_Aim of the task_
Identify the lines that contain the string "TradingView" and copy all of them.

_Provided data_
★ ★ ★

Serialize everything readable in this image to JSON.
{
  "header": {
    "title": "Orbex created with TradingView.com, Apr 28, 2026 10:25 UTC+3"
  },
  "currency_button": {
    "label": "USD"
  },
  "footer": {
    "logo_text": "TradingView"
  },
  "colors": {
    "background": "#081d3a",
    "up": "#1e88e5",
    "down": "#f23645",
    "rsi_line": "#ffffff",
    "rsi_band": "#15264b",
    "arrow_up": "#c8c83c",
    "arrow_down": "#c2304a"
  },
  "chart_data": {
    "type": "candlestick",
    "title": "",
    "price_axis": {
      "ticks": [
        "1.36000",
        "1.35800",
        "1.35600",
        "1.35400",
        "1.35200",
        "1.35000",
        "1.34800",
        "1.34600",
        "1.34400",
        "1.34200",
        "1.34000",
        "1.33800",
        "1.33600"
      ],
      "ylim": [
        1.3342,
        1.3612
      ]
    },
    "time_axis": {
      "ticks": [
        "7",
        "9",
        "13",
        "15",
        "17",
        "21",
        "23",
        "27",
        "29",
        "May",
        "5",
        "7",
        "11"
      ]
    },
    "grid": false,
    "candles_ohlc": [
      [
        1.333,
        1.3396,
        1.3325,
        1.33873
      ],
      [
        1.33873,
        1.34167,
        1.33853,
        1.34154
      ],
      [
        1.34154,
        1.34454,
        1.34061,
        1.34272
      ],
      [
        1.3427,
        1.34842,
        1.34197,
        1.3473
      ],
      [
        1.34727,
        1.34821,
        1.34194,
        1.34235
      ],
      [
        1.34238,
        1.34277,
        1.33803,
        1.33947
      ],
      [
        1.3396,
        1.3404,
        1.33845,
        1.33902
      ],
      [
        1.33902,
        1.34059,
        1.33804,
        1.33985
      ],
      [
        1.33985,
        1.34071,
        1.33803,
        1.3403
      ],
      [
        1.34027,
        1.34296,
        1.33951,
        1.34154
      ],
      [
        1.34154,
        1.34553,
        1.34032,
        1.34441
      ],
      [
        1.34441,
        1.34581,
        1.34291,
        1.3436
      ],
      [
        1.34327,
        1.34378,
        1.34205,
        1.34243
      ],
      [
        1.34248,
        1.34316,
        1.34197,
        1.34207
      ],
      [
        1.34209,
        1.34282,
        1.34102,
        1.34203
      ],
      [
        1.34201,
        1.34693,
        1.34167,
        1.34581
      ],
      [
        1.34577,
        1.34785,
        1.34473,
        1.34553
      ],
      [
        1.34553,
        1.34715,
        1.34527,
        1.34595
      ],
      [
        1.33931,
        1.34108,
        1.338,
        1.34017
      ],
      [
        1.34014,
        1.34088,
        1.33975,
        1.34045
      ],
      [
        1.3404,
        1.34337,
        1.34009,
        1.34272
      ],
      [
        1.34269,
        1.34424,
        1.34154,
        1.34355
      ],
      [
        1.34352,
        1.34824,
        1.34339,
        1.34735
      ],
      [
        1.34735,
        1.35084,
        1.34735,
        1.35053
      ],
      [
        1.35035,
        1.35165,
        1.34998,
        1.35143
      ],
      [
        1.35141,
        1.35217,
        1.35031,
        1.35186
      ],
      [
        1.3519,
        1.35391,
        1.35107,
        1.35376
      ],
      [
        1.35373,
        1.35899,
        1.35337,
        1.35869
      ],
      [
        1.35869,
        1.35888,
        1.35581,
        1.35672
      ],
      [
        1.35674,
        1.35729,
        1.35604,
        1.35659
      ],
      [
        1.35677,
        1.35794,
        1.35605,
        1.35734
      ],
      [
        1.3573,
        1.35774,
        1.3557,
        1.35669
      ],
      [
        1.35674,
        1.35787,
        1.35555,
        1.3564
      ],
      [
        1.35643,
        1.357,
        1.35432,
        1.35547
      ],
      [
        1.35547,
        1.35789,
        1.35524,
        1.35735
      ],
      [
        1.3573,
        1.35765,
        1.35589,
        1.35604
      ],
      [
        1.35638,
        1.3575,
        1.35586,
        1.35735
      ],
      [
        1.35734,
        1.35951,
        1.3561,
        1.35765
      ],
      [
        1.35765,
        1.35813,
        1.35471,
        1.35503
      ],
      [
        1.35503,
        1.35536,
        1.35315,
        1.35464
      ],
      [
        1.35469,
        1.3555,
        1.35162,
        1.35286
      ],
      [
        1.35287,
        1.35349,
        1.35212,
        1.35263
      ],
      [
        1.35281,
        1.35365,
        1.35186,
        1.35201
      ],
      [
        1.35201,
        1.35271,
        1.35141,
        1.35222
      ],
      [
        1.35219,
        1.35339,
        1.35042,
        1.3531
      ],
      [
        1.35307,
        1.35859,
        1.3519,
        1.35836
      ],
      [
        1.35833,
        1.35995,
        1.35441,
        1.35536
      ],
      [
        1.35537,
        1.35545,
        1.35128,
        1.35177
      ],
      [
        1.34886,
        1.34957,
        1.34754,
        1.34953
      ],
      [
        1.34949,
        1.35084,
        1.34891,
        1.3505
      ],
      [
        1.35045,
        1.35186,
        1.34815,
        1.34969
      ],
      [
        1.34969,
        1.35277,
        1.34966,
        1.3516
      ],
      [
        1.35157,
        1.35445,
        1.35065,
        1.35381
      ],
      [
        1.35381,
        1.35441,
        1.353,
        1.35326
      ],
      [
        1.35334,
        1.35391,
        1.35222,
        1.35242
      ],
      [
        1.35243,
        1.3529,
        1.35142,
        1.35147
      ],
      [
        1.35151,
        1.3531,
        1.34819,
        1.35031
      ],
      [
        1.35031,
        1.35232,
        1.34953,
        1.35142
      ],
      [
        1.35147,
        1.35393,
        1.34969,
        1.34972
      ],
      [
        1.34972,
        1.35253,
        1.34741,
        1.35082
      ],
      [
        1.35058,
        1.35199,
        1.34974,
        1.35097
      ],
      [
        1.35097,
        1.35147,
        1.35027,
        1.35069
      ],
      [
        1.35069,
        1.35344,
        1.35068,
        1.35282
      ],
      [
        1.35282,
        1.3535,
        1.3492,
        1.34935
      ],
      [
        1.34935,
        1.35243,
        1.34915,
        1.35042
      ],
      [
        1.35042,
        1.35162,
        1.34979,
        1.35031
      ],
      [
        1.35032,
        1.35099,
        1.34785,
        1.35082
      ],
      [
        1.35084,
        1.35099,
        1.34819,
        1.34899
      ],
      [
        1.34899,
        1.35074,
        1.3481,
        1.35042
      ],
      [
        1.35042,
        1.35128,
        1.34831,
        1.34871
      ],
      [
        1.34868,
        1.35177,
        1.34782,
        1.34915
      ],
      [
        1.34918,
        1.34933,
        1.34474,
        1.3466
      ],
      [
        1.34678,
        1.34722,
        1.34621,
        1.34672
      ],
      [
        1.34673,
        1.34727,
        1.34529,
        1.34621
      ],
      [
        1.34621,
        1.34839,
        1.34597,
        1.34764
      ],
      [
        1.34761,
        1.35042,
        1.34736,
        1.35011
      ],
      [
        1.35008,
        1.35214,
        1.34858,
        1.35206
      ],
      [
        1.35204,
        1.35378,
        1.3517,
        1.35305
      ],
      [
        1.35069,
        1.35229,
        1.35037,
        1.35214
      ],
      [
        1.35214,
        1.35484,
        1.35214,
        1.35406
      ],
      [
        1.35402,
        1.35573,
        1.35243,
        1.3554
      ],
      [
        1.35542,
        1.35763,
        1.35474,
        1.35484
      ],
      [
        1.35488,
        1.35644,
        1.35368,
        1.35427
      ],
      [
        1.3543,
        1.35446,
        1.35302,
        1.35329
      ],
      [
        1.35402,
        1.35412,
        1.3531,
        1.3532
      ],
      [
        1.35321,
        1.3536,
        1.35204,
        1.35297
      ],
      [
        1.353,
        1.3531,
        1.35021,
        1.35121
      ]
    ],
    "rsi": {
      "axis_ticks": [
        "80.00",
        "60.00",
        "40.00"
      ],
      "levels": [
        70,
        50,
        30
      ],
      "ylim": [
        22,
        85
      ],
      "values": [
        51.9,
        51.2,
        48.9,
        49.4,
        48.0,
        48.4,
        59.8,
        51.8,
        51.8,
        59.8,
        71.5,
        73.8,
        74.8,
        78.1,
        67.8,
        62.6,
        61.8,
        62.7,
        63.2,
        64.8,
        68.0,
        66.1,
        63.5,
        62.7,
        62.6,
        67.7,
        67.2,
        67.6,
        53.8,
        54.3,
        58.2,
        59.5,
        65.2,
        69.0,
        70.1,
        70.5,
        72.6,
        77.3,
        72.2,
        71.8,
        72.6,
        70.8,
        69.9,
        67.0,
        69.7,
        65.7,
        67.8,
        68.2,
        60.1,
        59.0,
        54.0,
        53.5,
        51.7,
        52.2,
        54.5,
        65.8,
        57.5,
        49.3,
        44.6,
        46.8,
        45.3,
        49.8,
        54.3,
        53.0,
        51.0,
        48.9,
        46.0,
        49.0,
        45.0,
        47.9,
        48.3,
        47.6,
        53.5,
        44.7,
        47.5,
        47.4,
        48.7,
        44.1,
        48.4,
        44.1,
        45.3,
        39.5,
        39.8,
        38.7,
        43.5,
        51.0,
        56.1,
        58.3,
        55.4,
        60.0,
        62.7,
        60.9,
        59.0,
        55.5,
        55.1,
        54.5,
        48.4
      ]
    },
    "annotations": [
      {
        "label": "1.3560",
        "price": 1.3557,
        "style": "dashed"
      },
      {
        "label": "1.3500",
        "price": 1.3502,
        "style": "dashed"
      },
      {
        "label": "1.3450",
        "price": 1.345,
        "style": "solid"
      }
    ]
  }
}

★ ★ ★

_Problem solution_
    "title": "Orbex created with TradingView.com, Apr 28, 2026 10:25 UTC+3"
    "logo_text": "TradingView"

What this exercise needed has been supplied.